## Task material
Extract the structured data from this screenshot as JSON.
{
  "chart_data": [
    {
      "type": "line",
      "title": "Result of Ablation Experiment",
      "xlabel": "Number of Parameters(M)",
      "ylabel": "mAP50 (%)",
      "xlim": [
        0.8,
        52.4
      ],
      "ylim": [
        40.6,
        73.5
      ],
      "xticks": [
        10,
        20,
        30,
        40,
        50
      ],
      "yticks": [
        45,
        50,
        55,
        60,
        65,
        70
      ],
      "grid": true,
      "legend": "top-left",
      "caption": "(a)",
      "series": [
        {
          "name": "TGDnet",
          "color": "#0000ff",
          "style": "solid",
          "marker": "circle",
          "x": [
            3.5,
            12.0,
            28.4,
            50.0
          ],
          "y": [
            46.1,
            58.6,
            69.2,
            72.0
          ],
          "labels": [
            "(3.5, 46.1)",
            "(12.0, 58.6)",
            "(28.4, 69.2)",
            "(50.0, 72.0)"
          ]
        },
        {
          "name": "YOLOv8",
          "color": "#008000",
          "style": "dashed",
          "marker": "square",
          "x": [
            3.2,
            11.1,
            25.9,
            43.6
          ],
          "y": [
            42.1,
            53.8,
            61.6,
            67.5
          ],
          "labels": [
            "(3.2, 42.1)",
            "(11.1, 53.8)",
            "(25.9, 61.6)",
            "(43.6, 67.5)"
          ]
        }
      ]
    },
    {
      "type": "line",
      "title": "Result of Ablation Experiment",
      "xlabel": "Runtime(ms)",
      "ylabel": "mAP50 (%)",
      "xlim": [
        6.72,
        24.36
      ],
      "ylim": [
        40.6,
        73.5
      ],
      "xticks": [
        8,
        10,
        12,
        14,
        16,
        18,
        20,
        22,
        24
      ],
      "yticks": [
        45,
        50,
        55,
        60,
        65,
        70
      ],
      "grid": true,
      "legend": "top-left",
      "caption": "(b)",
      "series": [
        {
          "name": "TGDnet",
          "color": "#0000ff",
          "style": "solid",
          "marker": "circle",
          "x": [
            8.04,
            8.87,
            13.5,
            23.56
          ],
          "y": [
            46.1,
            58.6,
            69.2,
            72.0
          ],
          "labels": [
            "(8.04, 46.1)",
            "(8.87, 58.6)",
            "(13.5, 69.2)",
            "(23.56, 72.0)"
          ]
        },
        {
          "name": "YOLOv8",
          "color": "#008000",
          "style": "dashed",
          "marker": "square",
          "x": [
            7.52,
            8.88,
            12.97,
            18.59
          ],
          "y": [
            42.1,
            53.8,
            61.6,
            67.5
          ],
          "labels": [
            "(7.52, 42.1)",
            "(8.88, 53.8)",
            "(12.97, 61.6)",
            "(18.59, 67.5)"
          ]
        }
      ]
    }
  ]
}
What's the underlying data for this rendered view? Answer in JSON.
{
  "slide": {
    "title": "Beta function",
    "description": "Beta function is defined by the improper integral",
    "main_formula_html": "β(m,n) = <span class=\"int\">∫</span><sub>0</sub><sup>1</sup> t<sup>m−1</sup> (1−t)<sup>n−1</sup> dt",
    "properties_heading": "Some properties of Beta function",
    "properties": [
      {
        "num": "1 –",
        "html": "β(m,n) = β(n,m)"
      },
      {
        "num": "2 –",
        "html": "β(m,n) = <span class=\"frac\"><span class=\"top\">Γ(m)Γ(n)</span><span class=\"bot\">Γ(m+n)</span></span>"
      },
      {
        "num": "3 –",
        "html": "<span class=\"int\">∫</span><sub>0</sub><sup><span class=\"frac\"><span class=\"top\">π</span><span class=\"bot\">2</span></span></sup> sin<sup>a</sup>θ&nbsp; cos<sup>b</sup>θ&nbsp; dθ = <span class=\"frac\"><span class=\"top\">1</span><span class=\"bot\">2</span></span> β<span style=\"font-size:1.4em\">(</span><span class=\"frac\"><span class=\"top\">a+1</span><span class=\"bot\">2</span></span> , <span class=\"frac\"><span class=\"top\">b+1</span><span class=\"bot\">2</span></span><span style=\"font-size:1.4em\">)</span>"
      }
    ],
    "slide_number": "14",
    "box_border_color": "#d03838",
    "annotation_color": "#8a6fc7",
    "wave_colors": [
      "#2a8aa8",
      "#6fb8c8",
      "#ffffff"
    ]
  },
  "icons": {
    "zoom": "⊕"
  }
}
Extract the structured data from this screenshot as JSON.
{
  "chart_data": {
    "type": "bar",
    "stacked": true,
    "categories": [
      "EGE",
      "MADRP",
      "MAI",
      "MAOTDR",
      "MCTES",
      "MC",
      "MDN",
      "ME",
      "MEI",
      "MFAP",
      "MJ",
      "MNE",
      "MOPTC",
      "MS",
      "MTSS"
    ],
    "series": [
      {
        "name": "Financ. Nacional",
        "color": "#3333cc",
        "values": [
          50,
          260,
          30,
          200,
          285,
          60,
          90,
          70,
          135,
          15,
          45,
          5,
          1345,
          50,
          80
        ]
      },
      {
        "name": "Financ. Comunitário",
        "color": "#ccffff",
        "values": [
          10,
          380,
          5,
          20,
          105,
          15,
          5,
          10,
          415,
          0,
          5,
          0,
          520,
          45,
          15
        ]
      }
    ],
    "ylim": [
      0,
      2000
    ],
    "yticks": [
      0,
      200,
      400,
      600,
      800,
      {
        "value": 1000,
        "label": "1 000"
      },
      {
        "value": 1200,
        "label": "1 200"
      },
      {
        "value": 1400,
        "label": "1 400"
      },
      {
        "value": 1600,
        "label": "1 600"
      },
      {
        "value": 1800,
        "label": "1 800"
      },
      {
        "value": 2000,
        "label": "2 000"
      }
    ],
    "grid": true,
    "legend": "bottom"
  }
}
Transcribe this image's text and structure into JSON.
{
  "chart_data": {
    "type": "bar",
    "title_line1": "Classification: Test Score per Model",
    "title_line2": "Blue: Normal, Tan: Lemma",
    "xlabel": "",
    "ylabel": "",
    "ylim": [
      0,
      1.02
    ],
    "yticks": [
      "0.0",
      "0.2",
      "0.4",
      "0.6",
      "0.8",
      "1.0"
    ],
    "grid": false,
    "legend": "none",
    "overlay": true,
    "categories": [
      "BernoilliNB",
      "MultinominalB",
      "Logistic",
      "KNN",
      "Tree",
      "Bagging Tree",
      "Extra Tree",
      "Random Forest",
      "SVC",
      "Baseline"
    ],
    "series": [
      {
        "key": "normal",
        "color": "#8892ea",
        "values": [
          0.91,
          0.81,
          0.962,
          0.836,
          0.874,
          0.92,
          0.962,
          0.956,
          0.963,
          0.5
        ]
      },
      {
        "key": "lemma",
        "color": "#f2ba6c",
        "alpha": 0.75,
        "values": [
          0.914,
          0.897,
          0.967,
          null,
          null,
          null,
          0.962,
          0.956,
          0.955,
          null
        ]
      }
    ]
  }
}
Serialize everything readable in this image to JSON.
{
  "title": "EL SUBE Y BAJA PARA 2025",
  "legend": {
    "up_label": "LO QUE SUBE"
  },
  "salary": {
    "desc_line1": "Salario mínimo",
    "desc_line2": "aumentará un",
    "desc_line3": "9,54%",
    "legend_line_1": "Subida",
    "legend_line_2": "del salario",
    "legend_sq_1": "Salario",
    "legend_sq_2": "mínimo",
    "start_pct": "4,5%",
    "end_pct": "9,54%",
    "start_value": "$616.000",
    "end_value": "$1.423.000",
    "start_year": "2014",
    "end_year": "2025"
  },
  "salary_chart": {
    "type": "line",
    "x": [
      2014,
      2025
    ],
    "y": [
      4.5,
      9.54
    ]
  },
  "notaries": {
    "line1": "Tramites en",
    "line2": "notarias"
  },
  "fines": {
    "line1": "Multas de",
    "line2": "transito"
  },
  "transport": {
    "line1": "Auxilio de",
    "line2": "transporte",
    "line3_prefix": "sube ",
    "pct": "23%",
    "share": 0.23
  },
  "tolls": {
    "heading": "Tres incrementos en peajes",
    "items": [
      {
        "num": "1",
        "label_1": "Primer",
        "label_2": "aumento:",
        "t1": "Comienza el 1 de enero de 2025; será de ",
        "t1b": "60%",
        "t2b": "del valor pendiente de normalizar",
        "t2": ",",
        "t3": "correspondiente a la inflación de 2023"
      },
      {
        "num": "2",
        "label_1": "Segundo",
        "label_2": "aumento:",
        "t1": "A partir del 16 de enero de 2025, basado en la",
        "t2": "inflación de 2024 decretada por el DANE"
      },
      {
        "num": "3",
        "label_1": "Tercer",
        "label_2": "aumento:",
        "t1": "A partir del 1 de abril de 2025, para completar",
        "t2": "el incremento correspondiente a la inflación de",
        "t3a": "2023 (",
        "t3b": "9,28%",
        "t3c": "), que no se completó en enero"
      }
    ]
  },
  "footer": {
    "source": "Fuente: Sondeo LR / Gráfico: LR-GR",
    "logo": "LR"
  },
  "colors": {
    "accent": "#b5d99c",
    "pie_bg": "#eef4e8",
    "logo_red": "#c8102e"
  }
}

## What is needed
Using the listing above, locate the lines that hold "partir" and copy each one.

## Output of the exercise
        "t1": "A partir del 16 de enero de 2025, basado en la",
        "t1": "A partir del 1 de abril de 2025, para completar",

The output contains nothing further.